## EXERCISE INSTRUCTIONS
In full and without deviation, write out the entries that follow.

[START RECORDS SUPPLIED]

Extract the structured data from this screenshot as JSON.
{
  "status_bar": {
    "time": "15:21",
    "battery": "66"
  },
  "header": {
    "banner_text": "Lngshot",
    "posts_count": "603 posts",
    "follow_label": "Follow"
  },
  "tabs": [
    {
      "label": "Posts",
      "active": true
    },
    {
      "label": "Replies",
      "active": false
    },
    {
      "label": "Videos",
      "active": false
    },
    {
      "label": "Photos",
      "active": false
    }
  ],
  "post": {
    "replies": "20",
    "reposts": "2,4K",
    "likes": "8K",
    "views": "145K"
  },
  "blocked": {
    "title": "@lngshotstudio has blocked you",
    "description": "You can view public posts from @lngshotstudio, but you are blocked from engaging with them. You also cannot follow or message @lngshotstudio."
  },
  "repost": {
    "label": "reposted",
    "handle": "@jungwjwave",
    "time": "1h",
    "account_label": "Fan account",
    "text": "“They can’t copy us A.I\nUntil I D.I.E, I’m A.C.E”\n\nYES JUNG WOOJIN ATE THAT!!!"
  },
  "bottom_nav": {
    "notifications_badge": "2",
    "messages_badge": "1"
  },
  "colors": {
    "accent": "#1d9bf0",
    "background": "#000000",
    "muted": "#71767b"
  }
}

[END RECORDS SUPPLIED]

## CORRECT RESPONSE
Extract the structured data from this screenshot as JSON.
{
  "status_bar": {
    "time": "15:21",
    "battery": "66"
  },
  "header": {
    "banner_text": "Lngshot",
    "posts_count": "603 posts",
    "follow_label": "Follow"
  },
  "tabs": [
    {
      "label": "Posts",
      "active": true
    },
    {
      "label": "Replies",
      "active": false
    },
    {
      "label": "Videos",
      "active": false
    },
    {
      "label": "Photos",
      "active": false
    }
  ],
  "post": {
    "replies": "20",
    "reposts": "2,4K",
    "likes": "8K",
    "views": "145K"
  },
  "blocked": {
    "title": "@lngshotstudio has blocked you",
    "description": "You can view public posts from @lngshotstudio, but you are blocked from engaging with them. You also cannot follow or message @lngshotstudio."
  },
  "repost": {
    "label": "reposted",
    "handle": "@jungwjwave",
    "time": "1h",
    "account_label": "Fan account",
    "text": "“They can’t copy us A.I\nUntil I D.I.E, I’m A.C.E”\n\nYES JUNG WOOJIN ATE THAT!!!"
  },
  "bottom_nav": {
    "notifications_badge": "2",
    "messages_badge": "1"
  },
  "colors": {
    "accent": "#1d9bf0",
    "background": "#000000",
    "muted": "#71767b"
  }
}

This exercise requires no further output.